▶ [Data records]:

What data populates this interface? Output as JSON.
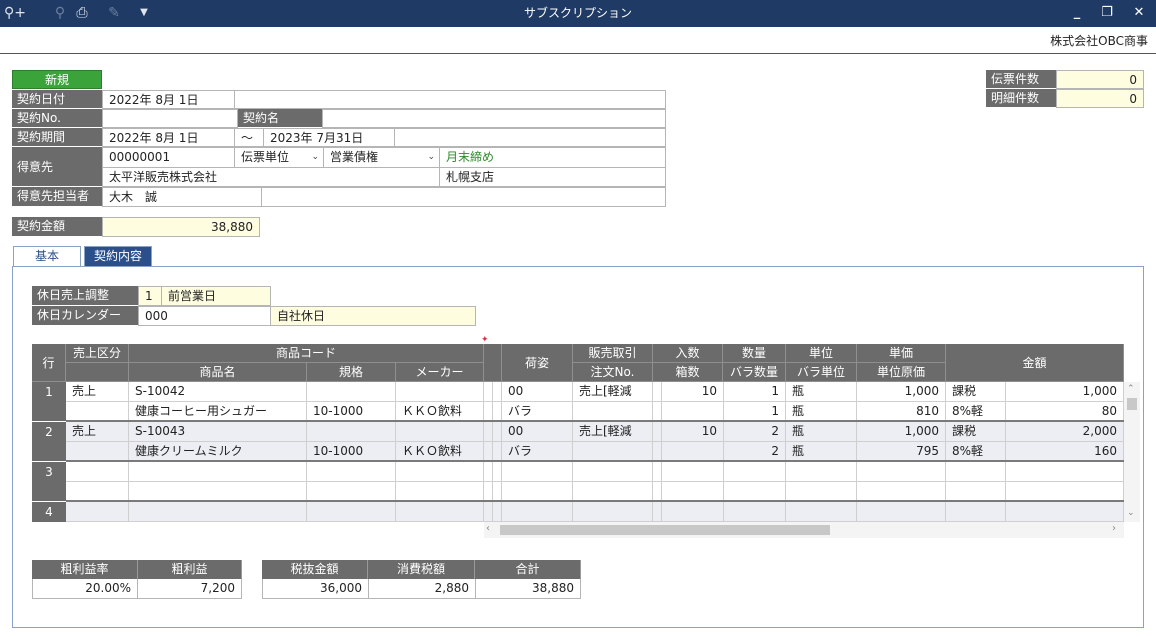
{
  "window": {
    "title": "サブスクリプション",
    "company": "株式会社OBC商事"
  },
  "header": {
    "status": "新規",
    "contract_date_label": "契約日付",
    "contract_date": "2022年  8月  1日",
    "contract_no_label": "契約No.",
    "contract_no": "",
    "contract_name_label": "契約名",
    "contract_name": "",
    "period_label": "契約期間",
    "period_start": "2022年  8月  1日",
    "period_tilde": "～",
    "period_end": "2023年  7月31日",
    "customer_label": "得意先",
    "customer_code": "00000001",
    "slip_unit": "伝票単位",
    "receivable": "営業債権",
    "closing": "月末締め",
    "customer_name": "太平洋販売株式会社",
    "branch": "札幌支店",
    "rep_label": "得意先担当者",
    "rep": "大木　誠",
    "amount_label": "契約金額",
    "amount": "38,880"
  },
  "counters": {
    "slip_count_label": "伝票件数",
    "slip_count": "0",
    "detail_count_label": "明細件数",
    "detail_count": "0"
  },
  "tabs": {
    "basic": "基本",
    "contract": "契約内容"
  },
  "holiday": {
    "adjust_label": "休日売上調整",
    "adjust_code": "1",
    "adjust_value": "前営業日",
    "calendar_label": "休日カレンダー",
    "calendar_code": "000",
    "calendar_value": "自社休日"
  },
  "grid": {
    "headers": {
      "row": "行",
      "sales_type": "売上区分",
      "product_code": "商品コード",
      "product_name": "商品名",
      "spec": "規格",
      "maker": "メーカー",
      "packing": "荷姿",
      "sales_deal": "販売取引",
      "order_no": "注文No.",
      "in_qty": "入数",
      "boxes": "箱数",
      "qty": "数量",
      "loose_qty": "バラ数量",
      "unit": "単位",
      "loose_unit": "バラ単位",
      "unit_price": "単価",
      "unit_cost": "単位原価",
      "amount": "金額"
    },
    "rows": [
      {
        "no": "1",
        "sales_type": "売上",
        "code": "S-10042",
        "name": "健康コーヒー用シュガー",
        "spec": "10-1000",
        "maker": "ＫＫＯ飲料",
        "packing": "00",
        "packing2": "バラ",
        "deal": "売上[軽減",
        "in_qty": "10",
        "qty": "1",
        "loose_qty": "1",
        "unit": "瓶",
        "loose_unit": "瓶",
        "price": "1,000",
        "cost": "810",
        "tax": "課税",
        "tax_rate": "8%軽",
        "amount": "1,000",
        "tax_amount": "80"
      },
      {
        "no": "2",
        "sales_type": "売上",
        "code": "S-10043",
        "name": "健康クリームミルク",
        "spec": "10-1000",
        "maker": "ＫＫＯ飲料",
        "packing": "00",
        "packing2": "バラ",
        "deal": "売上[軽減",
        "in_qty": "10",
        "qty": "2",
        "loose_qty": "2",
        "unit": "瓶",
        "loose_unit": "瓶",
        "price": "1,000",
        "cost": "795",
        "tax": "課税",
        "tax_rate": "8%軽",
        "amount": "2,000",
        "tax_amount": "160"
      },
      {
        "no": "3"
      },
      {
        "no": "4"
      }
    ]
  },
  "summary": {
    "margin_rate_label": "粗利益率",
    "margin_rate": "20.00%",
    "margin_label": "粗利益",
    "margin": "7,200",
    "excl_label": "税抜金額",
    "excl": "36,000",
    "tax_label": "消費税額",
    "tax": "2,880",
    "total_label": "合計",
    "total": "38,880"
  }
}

▶ [What is asked]: In the copy, include no pictures; restate the listing above exactly.

▶ [Reply]:
What data populates this interface? Output as JSON.
{
  "window": {
    "title": "サブスクリプション",
    "company": "株式会社OBC商事"
  },
  "header": {
    "status": "新規",
    "contract_date_label": "契約日付",
    "contract_date": "2022年  8月  1日",
    "contract_no_label": "契約No.",
    "contract_no": "",
    "contract_name_label": "契約名",
    "contract_name": "",
    "period_label": "契約期間",
    "period_start": "2022年  8月  1日",
    "period_tilde": "～",
    "period_end": "2023年  7月31日",
    "customer_label": "得意先",
    "customer_code": "00000001",
    "slip_unit": "伝票単位",
    "receivable": "営業債権",
    "closing": "月末締め",
    "customer_name": "太平洋販売株式会社",
    "branch": "札幌支店",
    "rep_label": "得意先担当者",
    "rep": "大木　誠",
    "amount_label": "契約金額",
    "amount": "38,880"
  },
  "counters": {
    "slip_count_label": "伝票件数",
    "slip_count": "0",
    "detail_count_label": "明細件数",
    "detail_count": "0"
  },
  "tabs": {
    "basic": "基本",
    "contract": "契約内容"
  },
  "holiday": {
    "adjust_label": "休日売上調整",
    "adjust_code": "1",
    "adjust_value": "前営業日",
    "calendar_label": "休日カレンダー",
    "calendar_code": "000",
    "calendar_value": "自社休日"
  },
  "grid": {
    "headers": {
      "row": "行",
      "sales_type": "売上区分",
      "product_code": "商品コード",
      "product_name": "商品名",
      "spec": "規格",
      "maker": "メーカー",
      "packing": "荷姿",
      "sales_deal": "販売取引",
      "order_no": "注文No.",
      "in_qty": "入数",
      "boxes": "箱数",
      "qty": "数量",
      "loose_qty": "バラ数量",
      "unit": "単位",
      "loose_unit": "バラ単位",
      "unit_price": "単価",
      "unit_cost": "単位原価",
      "amount": "金額"
    },
    "rows": [
      {
        "no": "1",
        "sales_type": "売上",
        "code": "S-10042",
        "name": "健康コーヒー用シュガー",
        "spec": "10-1000",
        "maker": "ＫＫＯ飲料",
        "packing": "00",
        "packing2": "バラ",
        "deal": "売上[軽減",
        "in_qty": "10",
        "qty": "1",
        "loose_qty": "1",
        "unit": "瓶",
        "loose_unit": "瓶",
        "price": "1,000",
        "cost": "810",
        "tax": "課税",
        "tax_rate": "8%軽",
        "amount": "1,000",
        "tax_amount": "80"
      },
      {
        "no": "2",
        "sales_type": "売上",
        "code": "S-10043",
        "name": "健康クリームミルク",
        "spec": "10-1000",
        "maker": "ＫＫＯ飲料",
        "packing": "00",
        "packing2": "バラ",
        "deal": "売上[軽減",
        "in_qty": "10",
        "qty": "2",
        "loose_qty": "2",
        "unit": "瓶",
        "loose_unit": "瓶",
        "price": "1,000",
        "cost": "795",
        "tax": "課税",
        "tax_rate": "8%軽",
        "amount": "2,000",
        "tax_amount": "160"
      },
      {
        "no": "3"
      },
      {
        "no": "4"
      }
    ]
  },
  "summary": {
    "margin_rate_label": "粗利益率",
    "margin_rate": "20.00%",
    "margin_label": "粗利益",
    "margin": "7,200",
    "excl_label": "税抜金額",
    "excl": "36,000",
    "tax_label": "消費税額",
    "tax": "2,880",
    "total_label": "合計",
    "total": "38,880"
  }
}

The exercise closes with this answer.